──────── Data for this exercise

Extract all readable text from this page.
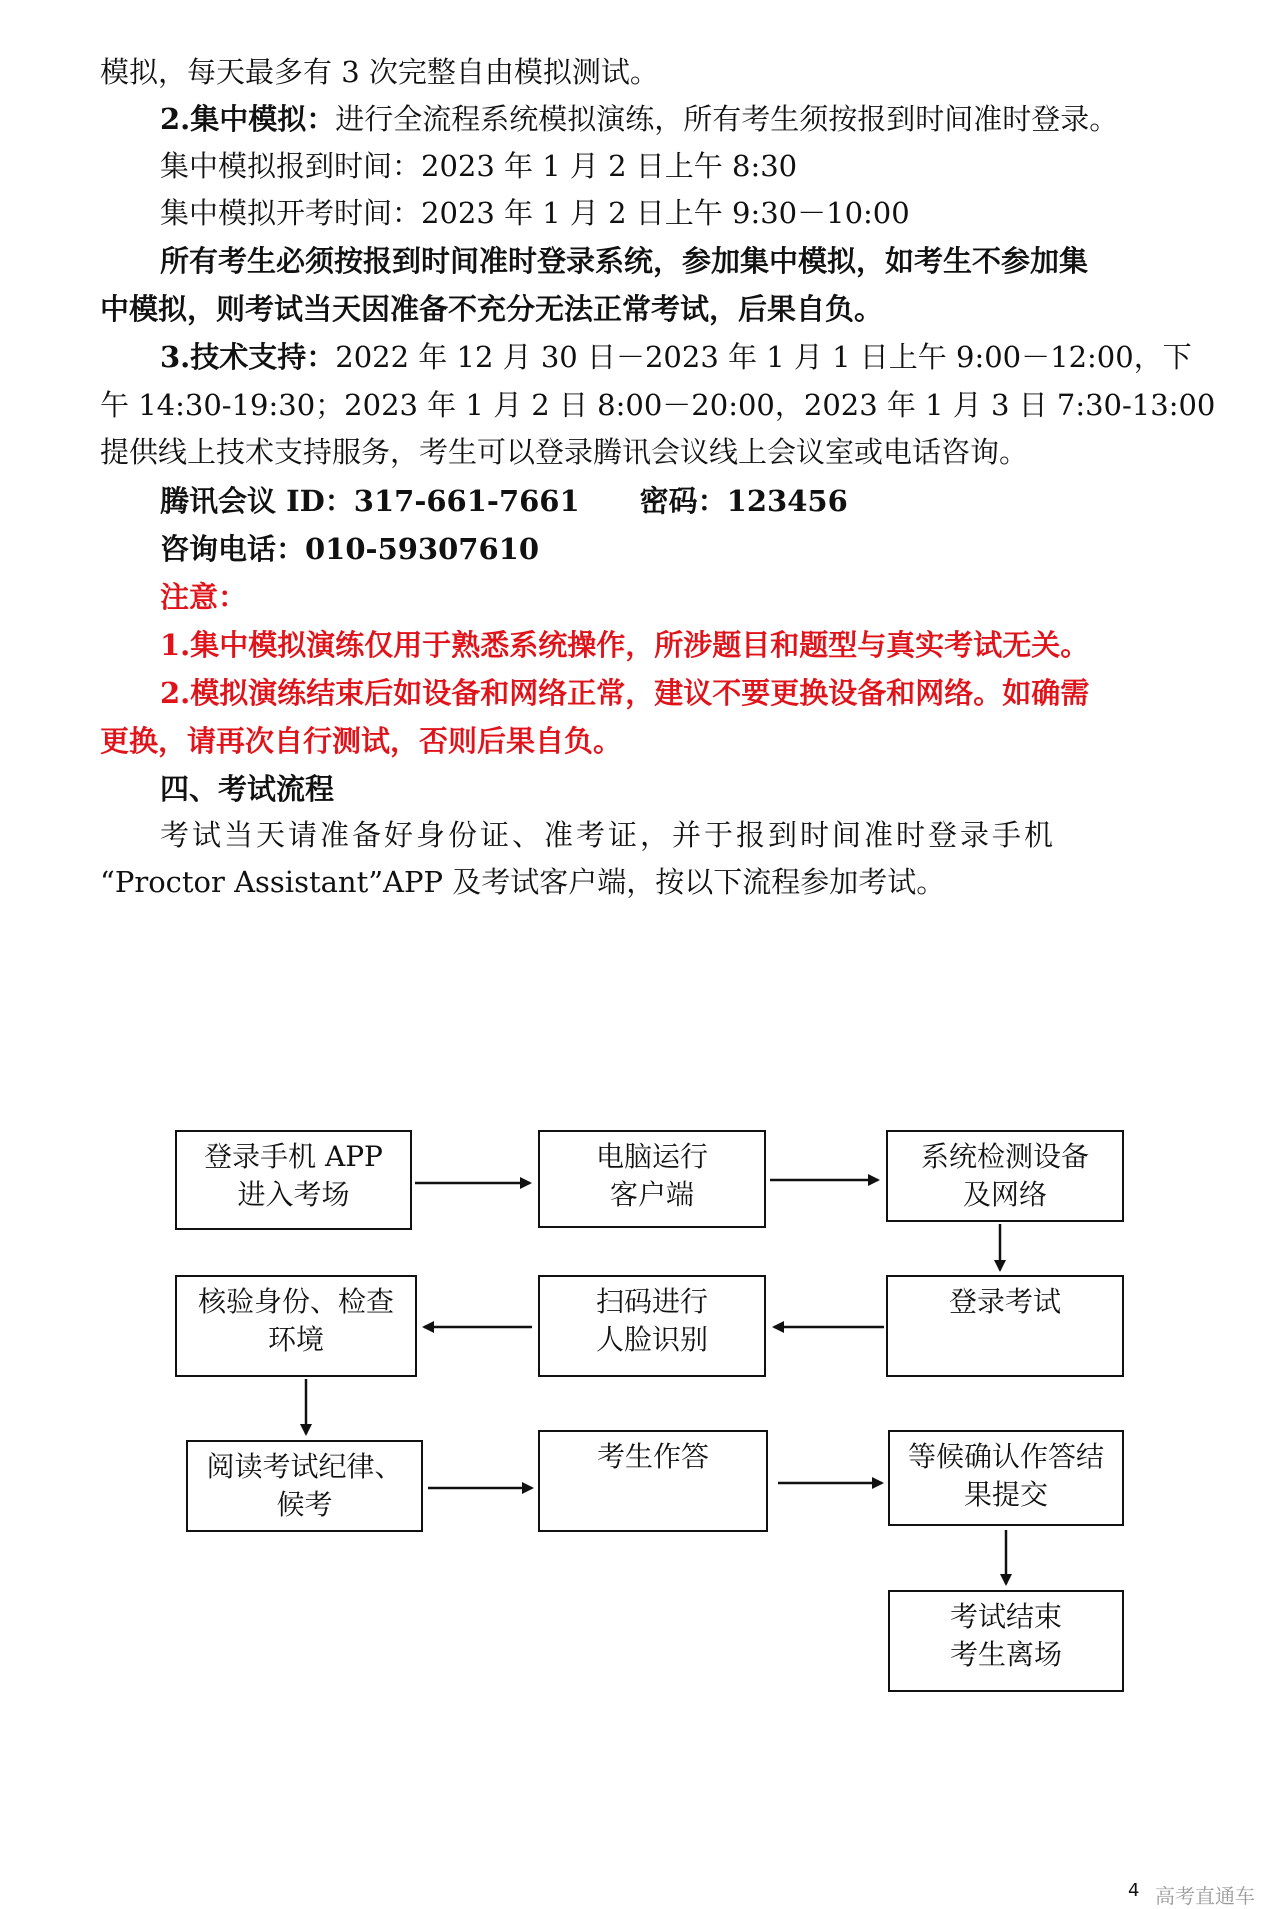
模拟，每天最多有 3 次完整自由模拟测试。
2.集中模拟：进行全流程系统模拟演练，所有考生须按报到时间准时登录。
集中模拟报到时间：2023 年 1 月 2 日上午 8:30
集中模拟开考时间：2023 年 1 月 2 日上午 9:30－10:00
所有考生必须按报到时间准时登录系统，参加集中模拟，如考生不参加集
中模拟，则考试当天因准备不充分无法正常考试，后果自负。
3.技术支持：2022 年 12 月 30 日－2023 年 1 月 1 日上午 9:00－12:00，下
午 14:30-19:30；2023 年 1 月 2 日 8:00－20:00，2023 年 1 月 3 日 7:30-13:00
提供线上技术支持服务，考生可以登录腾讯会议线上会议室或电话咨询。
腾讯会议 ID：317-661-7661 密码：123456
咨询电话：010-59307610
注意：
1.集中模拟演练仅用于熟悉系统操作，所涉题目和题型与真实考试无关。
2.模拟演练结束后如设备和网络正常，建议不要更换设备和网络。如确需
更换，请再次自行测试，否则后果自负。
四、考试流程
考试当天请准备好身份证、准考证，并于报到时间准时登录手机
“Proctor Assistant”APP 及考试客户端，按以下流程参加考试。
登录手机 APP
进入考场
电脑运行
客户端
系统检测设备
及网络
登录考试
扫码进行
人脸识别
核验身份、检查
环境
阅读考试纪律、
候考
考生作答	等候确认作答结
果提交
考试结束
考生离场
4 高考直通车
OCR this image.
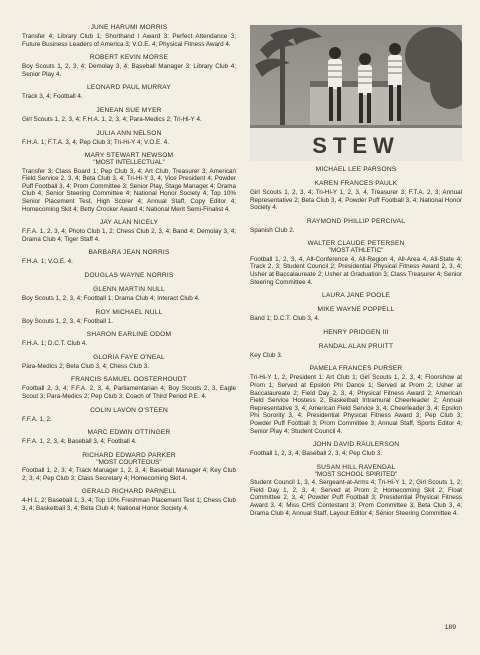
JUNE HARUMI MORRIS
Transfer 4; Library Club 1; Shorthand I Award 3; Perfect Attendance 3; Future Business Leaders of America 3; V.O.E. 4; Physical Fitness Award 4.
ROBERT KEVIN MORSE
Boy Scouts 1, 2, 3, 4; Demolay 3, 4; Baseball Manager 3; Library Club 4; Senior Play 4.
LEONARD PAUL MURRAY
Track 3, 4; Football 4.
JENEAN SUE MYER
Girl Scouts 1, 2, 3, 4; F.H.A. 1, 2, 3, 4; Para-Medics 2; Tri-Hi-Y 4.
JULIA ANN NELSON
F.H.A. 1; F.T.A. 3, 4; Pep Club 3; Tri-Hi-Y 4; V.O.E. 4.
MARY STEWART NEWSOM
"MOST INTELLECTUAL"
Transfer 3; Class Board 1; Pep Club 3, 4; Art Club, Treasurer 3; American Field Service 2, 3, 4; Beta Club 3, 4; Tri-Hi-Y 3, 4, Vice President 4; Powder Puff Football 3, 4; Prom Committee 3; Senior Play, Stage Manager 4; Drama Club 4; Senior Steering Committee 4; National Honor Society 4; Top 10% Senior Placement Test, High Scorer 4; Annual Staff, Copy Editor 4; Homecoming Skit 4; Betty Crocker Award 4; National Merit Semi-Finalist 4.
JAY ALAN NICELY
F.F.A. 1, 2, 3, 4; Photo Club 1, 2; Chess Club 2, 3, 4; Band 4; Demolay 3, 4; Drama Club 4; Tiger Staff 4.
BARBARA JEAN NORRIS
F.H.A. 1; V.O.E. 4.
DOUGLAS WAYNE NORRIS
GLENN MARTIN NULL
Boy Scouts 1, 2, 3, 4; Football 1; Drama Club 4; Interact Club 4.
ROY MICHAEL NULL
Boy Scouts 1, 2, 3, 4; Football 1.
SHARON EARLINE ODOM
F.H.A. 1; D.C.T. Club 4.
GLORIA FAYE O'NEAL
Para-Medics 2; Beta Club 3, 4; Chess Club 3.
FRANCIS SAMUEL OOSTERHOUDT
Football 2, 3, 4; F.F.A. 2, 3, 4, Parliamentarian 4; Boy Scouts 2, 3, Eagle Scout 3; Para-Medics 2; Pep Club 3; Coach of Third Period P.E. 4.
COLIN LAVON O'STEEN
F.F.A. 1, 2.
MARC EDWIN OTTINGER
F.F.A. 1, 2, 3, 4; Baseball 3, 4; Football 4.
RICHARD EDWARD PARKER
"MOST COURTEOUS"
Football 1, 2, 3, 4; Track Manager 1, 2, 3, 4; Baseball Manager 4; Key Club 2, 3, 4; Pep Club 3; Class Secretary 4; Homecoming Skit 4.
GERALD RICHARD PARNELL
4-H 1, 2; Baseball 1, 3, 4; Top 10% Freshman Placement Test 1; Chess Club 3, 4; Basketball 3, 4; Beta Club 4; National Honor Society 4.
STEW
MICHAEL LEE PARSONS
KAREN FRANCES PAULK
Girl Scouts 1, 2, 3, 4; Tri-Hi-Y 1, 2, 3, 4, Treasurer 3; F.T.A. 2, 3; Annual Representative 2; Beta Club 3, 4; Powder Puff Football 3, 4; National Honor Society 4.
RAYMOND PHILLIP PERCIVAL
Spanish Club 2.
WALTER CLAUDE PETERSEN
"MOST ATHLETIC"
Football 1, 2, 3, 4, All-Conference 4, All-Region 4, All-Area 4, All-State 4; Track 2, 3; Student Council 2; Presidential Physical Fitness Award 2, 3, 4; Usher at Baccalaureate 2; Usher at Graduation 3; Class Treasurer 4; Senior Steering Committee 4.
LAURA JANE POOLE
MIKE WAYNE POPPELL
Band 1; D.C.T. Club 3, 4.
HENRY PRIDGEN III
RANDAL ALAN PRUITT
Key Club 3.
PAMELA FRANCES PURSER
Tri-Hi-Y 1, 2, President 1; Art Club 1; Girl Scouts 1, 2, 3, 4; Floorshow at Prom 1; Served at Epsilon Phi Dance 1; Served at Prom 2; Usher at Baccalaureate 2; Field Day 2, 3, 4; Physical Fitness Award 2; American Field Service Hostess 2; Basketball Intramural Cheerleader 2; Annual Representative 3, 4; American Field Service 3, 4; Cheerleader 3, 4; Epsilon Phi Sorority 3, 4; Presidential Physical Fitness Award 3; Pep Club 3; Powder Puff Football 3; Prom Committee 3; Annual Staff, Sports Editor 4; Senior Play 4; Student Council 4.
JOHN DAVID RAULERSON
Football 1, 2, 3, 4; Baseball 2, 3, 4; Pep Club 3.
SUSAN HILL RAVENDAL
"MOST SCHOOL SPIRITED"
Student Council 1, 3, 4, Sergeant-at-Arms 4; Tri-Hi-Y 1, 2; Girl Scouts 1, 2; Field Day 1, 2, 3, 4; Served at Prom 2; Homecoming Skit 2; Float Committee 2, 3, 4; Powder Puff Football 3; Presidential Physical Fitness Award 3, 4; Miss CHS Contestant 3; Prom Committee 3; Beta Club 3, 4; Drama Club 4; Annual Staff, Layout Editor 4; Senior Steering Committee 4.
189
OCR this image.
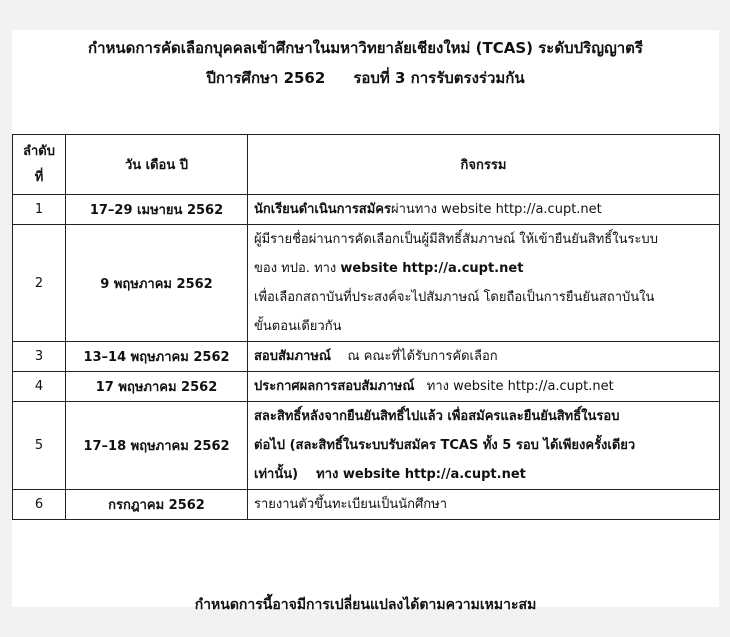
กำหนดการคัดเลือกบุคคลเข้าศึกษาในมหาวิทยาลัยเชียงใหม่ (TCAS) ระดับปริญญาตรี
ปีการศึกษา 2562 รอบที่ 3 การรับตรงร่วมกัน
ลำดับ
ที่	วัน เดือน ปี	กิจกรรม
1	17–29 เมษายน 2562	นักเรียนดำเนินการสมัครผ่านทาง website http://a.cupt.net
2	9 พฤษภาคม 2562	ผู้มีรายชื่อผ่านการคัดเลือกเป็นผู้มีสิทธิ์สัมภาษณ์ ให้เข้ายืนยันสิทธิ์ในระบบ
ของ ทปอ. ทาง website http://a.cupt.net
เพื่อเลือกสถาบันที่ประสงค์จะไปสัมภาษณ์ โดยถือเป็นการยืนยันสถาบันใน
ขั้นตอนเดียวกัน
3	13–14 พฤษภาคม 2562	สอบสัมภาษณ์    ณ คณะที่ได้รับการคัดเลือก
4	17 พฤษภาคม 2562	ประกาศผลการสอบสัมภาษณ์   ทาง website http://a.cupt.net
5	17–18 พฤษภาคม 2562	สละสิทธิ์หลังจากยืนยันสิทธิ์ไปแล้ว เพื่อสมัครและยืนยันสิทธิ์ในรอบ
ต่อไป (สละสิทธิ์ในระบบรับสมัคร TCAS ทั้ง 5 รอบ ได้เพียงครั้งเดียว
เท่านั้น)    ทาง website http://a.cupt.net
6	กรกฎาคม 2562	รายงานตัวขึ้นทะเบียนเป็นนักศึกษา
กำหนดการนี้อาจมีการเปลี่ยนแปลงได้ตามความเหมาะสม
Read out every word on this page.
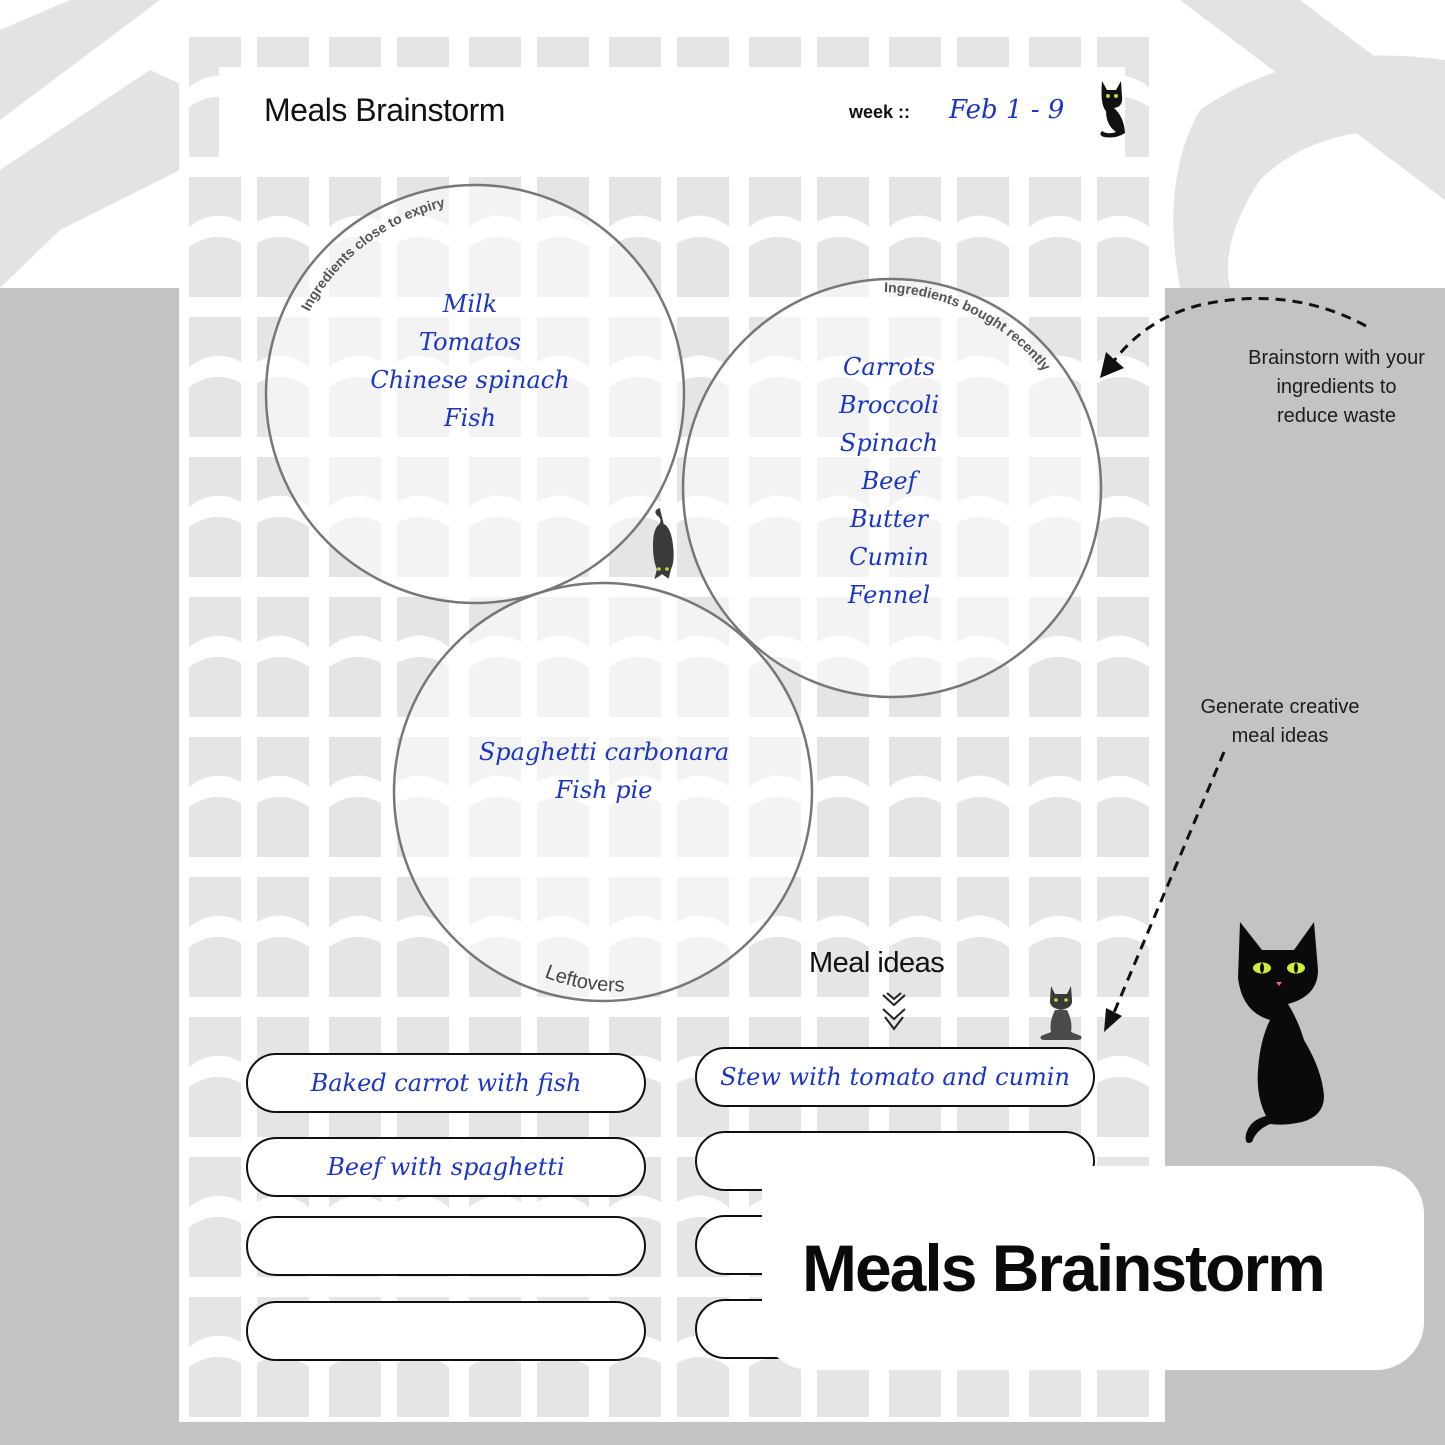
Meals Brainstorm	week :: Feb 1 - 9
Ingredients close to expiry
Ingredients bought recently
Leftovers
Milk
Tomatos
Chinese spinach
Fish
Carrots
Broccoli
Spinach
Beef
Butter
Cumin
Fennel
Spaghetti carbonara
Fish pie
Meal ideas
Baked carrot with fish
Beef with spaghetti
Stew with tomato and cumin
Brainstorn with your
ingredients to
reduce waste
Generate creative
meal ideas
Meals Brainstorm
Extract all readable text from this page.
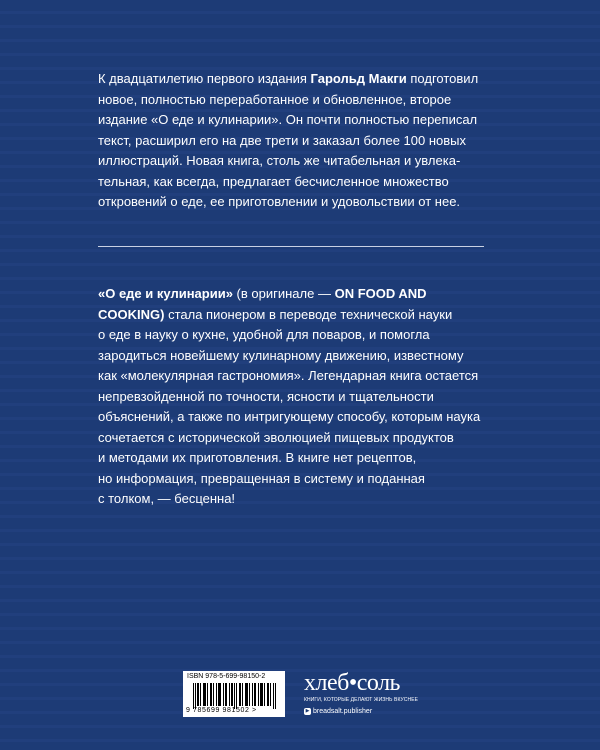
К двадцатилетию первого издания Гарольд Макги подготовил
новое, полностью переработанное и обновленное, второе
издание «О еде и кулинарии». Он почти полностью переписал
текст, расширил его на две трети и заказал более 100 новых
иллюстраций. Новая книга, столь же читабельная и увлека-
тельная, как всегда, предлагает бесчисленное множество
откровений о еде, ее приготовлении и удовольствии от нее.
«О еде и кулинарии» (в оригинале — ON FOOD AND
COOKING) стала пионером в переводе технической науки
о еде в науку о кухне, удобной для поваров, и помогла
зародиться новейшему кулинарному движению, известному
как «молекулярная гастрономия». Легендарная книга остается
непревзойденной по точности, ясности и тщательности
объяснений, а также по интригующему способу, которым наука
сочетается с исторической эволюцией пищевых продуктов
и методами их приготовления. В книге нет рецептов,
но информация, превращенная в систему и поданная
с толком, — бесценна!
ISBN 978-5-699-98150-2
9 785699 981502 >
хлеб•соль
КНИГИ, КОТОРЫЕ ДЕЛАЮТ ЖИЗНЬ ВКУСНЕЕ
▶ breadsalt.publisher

────────────────

> _Description of the task_: Check the data for the word "MOST" and pull out the lines that have it.

> _Output for this task_:
"MOST INTELLECTUAL"
"MOST COURTEOUS"
"MOST ATHLETIC"
"MOST SCHOOL SPIRITED"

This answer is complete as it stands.